• [Given data]:
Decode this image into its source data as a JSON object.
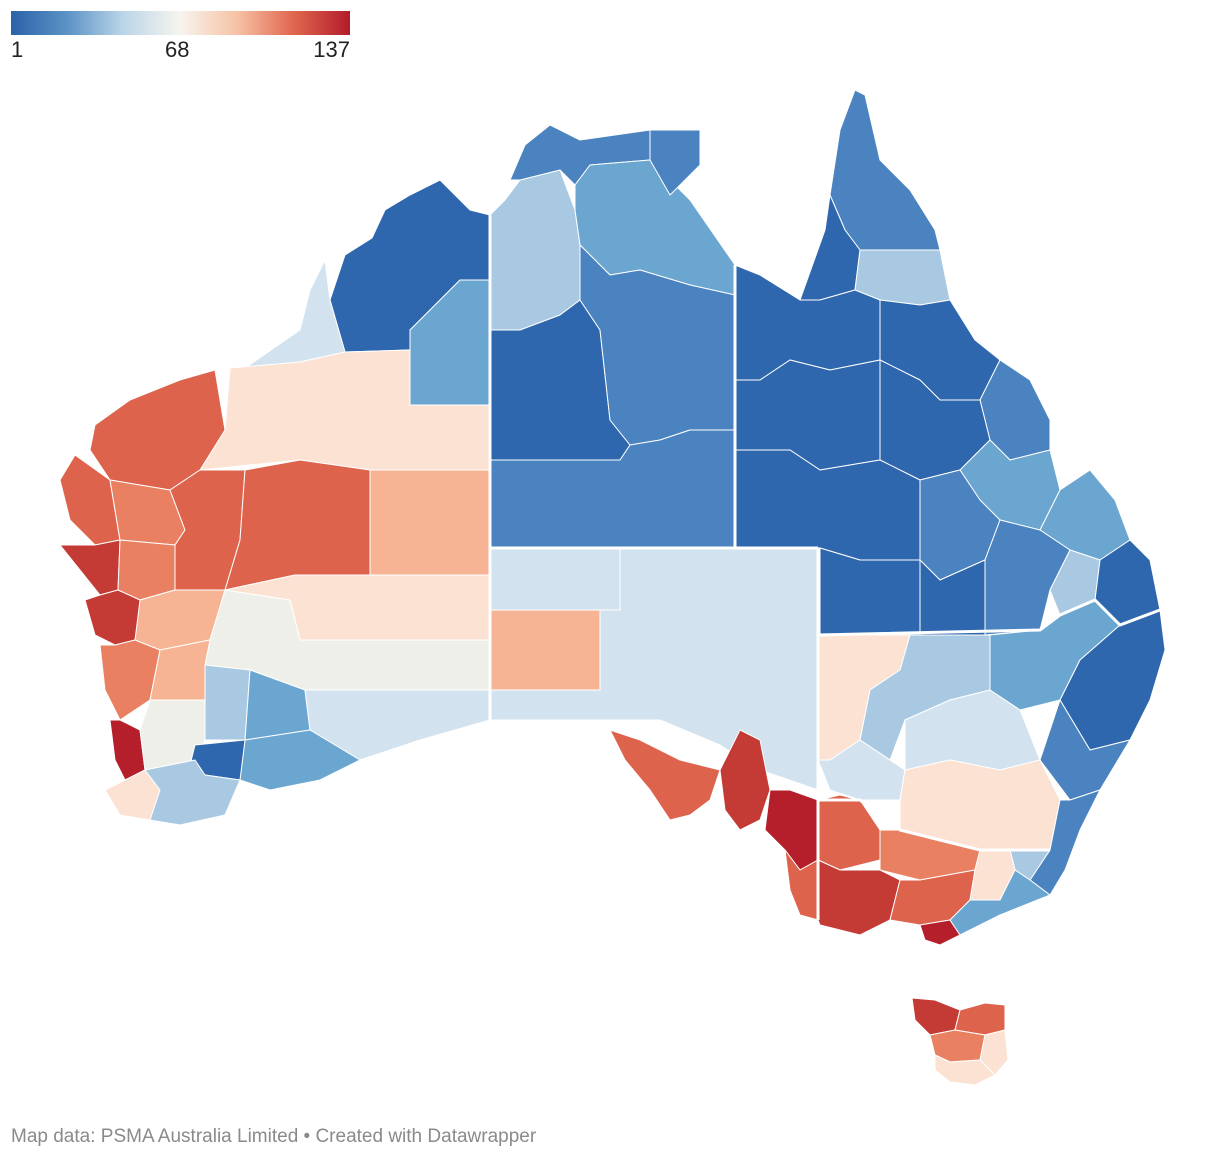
{
  "legend": {
    "min_label": "1",
    "mid_label": "68",
    "max_label": "137",
    "color_stops": [
      "#2b62a8",
      "#5c93c6",
      "#bcd6e8",
      "#f7f4ee",
      "#f6c2a5",
      "#e0664e",
      "#b31c2a"
    ]
  },
  "footer": {
    "source": "Map data: PSMA Australia Limited • Created with Datawrapper"
  },
  "palette": {
    "deep_blue": "#2e67ad",
    "blue": "#4a83bf",
    "mid_blue": "#6ba6d1",
    "light_blue": "#a9c9e2",
    "pale_blue": "#d2e3ef",
    "neutral": "#efefea",
    "peach": "#fbe2d2",
    "light_orange": "#f6b495",
    "orange": "#ea8062",
    "red_orange": "#dd634c",
    "red": "#c43b35",
    "dark_red": "#b51f2b",
    "border": "#ffffff"
  }
}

• [Direction]:
Take the listing and print it again exactly, but without any pictures.

• [Exercise solution]:
Decode this image into its source data as a JSON object.
{
  "legend": {
    "min_label": "1",
    "mid_label": "68",
    "max_label": "137",
    "color_stops": [
      "#2b62a8",
      "#5c93c6",
      "#bcd6e8",
      "#f7f4ee",
      "#f6c2a5",
      "#e0664e",
      "#b31c2a"
    ]
  },
  "footer": {
    "source": "Map data: PSMA Australia Limited • Created with Datawrapper"
  },
  "palette": {
    "deep_blue": "#2e67ad",
    "blue": "#4a83bf",
    "mid_blue": "#6ba6d1",
    "light_blue": "#a9c9e2",
    "pale_blue": "#d2e3ef",
    "neutral": "#efefea",
    "peach": "#fbe2d2",
    "light_orange": "#f6b495",
    "orange": "#ea8062",
    "red_orange": "#dd634c",
    "red": "#c43b35",
    "dark_red": "#b51f2b",
    "border": "#ffffff"
  }
}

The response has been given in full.